>>>>

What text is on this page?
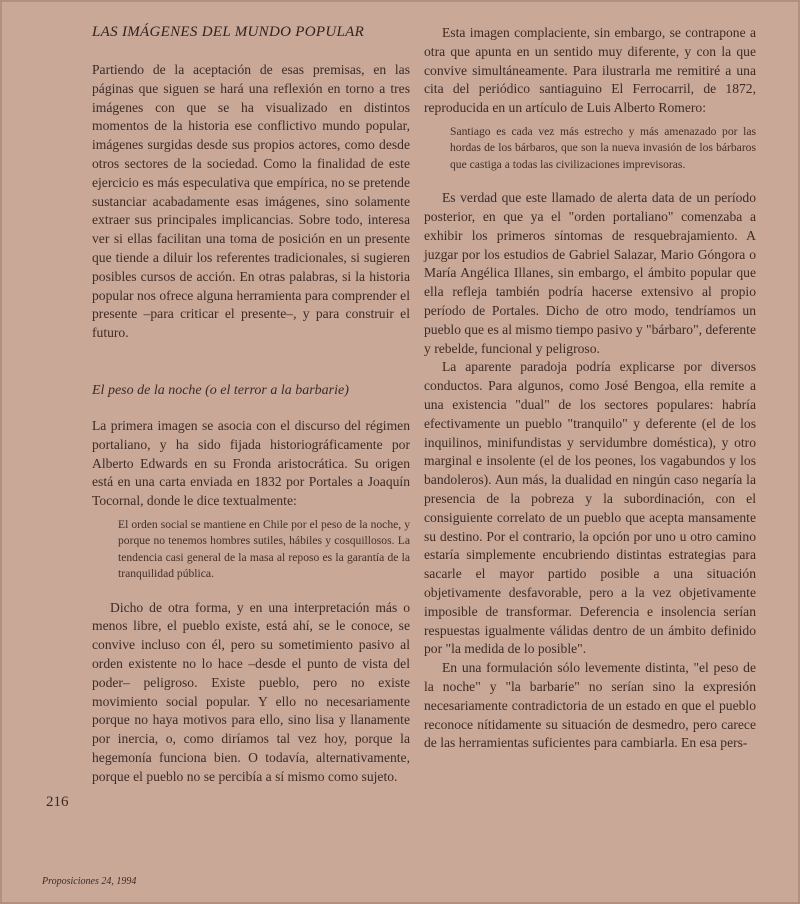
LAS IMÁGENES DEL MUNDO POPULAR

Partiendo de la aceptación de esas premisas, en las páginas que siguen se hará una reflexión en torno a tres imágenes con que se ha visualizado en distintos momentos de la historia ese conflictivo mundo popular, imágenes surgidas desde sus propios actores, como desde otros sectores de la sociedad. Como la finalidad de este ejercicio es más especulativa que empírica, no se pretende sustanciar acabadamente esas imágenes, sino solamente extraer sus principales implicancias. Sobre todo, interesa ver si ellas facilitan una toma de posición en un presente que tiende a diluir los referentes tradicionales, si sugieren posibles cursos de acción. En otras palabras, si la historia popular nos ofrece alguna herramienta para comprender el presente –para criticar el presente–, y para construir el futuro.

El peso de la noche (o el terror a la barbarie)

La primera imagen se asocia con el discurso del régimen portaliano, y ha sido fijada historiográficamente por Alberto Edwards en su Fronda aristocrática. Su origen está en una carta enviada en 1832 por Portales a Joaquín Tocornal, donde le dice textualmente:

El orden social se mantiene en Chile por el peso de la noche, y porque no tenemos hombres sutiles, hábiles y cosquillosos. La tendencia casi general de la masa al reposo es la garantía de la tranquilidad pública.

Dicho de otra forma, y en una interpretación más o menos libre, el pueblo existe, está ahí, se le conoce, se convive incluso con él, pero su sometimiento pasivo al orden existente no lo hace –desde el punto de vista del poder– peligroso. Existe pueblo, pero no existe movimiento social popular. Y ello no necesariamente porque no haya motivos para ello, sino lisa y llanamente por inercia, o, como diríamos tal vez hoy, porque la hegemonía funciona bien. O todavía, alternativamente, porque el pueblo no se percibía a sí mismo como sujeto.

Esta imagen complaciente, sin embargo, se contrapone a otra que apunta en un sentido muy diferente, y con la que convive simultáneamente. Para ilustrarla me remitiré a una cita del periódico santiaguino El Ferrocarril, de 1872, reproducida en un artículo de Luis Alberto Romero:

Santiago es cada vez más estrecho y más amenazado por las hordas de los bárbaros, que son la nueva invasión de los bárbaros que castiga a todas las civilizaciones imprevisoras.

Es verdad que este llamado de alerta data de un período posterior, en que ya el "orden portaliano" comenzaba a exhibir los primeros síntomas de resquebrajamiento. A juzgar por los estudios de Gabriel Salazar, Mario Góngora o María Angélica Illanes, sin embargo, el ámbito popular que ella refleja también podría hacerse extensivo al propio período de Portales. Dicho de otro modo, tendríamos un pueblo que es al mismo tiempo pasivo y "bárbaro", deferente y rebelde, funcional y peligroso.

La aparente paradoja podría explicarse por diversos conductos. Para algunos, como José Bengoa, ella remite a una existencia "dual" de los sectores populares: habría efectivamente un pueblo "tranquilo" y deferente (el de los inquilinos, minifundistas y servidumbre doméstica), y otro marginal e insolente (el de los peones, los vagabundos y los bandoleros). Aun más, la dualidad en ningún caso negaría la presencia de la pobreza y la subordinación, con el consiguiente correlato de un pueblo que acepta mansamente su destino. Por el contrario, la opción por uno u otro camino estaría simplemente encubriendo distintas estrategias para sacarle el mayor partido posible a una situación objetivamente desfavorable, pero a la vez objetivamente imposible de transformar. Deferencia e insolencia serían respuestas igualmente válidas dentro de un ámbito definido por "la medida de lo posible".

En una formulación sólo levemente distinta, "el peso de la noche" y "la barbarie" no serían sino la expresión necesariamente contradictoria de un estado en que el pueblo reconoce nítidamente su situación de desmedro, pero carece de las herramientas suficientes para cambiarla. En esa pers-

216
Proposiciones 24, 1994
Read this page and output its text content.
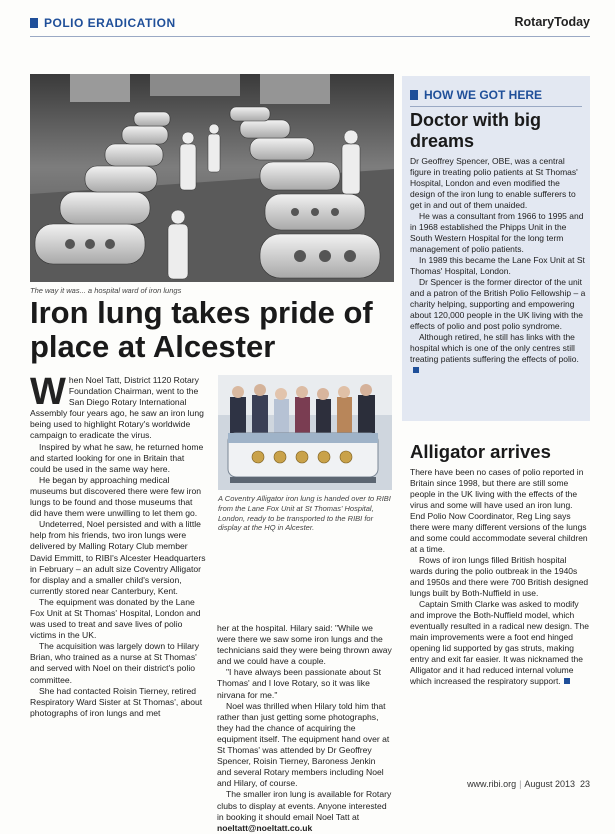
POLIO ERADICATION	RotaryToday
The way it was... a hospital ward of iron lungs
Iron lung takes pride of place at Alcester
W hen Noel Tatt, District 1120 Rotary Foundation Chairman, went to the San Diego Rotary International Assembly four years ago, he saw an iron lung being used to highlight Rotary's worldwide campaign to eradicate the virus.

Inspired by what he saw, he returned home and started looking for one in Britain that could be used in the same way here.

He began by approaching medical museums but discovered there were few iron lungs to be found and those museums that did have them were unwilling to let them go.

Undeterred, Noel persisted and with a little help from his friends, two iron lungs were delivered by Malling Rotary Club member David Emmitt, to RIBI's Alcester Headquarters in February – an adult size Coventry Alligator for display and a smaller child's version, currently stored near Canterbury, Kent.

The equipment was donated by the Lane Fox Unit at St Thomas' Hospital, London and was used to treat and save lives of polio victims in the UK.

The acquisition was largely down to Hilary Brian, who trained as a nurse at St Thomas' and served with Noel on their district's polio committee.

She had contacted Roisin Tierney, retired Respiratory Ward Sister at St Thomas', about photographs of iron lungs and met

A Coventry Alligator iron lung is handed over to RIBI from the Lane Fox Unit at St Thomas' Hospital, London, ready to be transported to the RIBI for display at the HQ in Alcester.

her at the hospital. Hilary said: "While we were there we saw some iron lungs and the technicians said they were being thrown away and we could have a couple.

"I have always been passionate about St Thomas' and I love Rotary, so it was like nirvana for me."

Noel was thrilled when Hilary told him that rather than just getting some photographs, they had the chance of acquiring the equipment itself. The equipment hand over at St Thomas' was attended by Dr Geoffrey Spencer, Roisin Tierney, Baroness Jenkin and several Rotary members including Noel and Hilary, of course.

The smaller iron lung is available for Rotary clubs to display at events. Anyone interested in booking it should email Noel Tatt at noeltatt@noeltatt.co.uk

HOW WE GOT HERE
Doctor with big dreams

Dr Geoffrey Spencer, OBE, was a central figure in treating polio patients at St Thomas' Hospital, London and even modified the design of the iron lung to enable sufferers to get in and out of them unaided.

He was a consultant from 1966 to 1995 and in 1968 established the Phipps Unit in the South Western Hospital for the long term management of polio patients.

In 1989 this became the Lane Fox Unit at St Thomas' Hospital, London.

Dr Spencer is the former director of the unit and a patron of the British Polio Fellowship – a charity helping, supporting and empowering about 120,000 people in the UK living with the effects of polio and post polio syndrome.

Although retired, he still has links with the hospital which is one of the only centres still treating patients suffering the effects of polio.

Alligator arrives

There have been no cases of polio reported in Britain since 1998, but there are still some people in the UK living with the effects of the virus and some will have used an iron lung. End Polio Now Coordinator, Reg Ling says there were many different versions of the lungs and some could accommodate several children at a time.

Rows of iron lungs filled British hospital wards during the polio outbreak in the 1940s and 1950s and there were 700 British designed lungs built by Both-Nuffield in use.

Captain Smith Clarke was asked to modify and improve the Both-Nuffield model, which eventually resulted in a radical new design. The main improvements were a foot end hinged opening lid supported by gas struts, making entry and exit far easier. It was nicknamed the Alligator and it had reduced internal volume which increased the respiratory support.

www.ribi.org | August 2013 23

<<<<

_ABOUT THIS EXERCISE:_ Where in the entries does the word "retired" occur? Copy out each line that has it.

_YOUR RESPONSE:_
She had contacted Roisin Tierney, retired Respiratory Ward Sister at St Thomas', about photographs of iron lungs and met
Although retired, he still has links with the hospital which is one of the only centres still treating patients suffering the effects of polio.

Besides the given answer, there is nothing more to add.